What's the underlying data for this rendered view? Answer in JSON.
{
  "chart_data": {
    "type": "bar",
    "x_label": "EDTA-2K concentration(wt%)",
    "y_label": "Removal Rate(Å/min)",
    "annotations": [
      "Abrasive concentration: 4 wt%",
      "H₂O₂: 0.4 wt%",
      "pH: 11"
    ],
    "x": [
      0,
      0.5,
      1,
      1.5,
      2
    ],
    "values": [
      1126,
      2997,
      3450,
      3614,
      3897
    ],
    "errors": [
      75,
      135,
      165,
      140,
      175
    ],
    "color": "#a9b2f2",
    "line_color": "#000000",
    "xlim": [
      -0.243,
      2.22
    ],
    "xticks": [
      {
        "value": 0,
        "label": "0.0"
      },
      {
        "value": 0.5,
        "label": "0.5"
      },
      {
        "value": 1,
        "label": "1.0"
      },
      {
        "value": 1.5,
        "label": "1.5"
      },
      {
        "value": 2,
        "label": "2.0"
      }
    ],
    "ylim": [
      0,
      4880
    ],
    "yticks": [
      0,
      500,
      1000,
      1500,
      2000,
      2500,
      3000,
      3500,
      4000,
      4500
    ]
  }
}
#####
Objective
Identify each line containing the string "concentration" and copy it out.

Output
    "x_label": "EDTA-2K concentration(wt%)",
      "Abrasive concentration: 4 wt%",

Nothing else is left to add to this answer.